State, as a single number, how many lines in the data below contain "detection".

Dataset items
Segment Open
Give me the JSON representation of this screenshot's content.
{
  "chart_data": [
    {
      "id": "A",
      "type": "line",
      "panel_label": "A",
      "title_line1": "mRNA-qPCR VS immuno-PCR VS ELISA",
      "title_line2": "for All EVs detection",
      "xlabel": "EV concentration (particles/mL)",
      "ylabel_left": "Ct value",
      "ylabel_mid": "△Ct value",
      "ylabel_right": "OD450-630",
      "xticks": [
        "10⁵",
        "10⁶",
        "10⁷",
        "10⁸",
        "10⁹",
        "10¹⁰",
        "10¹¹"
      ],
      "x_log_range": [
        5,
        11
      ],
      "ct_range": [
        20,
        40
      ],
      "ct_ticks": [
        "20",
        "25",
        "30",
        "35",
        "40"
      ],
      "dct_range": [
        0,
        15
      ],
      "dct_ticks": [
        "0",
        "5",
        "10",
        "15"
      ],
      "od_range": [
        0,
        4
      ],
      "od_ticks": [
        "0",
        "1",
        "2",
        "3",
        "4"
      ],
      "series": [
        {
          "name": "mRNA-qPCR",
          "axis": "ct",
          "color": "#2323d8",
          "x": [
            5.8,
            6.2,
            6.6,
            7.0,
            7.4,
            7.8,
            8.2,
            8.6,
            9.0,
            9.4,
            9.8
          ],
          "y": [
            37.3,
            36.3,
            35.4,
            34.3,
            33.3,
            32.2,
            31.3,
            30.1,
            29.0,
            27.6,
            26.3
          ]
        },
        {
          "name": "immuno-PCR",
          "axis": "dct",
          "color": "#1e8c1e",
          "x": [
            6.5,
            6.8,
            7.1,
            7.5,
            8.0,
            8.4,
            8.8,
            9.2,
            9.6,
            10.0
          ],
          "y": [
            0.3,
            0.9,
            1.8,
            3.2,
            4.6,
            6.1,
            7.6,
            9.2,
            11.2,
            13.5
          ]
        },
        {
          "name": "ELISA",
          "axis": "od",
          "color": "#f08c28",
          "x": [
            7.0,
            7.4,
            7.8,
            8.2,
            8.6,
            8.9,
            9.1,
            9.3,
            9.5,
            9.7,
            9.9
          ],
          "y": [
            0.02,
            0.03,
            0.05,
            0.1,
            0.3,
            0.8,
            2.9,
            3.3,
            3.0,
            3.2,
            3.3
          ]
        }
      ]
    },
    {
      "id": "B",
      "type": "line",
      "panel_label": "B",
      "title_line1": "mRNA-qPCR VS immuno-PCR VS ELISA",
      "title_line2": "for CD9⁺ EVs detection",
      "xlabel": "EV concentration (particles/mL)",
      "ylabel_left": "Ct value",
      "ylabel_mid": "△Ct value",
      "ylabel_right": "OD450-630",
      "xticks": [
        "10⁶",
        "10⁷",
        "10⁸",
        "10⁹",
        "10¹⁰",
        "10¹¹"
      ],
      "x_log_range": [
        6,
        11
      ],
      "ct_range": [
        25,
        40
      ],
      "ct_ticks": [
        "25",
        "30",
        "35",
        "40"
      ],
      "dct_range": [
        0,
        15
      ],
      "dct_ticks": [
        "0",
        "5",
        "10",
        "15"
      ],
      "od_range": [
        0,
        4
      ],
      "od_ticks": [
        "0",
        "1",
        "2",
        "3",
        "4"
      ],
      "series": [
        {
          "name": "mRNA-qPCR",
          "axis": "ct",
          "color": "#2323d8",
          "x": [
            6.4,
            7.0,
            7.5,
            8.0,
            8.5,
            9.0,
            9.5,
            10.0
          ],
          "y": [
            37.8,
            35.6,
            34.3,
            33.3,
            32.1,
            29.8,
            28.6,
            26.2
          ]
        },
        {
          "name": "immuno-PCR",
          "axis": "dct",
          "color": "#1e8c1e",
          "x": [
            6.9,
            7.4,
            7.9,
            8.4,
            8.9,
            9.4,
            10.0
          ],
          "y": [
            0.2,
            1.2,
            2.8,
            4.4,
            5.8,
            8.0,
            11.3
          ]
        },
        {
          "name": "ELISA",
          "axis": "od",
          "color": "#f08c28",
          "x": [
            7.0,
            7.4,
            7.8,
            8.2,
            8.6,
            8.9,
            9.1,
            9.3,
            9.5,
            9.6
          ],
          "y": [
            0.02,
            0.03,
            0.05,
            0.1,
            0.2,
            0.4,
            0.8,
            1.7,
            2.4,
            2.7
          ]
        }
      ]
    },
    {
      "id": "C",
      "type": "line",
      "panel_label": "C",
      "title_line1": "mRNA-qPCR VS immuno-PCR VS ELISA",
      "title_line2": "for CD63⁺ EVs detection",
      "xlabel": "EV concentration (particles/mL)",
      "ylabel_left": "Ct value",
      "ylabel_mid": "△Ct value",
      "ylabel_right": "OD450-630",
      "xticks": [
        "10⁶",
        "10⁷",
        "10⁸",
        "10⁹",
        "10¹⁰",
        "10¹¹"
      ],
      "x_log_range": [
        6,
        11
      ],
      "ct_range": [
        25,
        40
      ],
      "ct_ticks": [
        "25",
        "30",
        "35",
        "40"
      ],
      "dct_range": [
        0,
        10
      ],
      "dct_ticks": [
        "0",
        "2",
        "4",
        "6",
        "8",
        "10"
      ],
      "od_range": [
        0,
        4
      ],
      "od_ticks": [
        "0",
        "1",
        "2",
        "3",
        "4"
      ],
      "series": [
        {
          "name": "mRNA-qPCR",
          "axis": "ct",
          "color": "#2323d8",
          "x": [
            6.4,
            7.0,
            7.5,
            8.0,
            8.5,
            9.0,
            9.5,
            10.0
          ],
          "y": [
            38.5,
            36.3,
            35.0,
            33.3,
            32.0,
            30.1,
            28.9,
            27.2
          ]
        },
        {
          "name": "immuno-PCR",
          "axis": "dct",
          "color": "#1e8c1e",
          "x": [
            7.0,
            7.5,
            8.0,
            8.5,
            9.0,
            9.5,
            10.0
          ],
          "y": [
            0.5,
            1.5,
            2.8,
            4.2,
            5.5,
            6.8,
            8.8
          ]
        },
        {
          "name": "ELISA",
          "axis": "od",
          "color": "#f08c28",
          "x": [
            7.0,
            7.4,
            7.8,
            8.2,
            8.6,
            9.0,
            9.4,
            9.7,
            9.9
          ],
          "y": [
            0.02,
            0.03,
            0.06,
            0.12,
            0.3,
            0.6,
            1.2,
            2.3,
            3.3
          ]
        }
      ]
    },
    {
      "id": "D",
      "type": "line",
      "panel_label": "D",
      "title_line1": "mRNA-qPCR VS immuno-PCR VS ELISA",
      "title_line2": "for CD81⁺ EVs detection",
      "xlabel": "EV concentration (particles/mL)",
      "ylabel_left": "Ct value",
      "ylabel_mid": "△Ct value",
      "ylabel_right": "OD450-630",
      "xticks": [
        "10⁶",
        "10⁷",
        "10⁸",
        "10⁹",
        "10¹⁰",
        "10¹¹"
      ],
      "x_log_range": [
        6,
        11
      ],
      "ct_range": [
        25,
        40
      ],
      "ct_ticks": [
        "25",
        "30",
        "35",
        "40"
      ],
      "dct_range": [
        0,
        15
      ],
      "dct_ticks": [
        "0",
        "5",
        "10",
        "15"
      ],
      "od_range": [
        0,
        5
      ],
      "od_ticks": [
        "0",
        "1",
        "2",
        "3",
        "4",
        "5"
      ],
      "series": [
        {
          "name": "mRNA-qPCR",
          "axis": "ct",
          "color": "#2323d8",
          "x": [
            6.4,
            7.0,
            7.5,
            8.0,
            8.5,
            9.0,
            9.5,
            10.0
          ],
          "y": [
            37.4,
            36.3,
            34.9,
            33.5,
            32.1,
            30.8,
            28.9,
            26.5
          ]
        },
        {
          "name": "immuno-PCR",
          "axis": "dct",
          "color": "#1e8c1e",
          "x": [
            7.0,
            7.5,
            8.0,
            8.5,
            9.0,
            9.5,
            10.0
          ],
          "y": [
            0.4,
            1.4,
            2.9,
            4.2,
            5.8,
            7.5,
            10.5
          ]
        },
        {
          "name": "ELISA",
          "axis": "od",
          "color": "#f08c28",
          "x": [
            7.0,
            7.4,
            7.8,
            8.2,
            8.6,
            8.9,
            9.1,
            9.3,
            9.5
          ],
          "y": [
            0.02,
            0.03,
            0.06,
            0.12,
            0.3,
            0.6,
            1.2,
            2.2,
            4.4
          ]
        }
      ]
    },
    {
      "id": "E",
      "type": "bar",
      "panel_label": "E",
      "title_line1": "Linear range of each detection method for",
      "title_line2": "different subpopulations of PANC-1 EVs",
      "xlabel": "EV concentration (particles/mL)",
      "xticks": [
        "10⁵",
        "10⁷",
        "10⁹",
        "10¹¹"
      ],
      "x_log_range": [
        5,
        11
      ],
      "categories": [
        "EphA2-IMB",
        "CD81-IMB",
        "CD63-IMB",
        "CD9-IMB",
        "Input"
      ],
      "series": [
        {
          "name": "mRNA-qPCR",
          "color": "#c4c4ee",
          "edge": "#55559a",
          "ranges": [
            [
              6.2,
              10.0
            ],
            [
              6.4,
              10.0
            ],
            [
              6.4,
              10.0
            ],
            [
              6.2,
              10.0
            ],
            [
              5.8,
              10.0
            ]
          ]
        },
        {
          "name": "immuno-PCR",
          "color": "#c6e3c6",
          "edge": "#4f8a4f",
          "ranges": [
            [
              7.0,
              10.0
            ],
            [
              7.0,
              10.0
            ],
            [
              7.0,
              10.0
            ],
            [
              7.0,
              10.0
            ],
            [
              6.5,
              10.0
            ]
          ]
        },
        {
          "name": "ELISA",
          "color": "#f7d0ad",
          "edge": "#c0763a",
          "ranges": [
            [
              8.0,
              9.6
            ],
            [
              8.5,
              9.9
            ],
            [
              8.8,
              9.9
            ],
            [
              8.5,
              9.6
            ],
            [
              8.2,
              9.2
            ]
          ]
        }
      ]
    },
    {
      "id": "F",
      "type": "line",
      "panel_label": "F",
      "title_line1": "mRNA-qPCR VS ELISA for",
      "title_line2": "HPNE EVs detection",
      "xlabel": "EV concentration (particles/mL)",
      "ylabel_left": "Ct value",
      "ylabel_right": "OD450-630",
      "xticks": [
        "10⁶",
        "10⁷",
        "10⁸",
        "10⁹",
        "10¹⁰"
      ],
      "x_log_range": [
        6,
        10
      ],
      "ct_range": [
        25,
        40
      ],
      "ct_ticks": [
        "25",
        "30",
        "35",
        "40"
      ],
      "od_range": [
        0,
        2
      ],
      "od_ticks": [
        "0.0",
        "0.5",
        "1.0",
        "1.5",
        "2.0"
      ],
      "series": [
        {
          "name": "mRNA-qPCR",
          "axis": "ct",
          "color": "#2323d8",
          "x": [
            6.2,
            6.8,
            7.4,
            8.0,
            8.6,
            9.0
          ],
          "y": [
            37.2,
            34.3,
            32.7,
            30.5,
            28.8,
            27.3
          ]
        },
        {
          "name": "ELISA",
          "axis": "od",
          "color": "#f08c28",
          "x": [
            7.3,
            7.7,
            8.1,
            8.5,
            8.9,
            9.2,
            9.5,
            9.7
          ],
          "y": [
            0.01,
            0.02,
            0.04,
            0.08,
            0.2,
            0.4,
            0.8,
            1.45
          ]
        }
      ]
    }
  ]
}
Segment Closed
* Result below: 6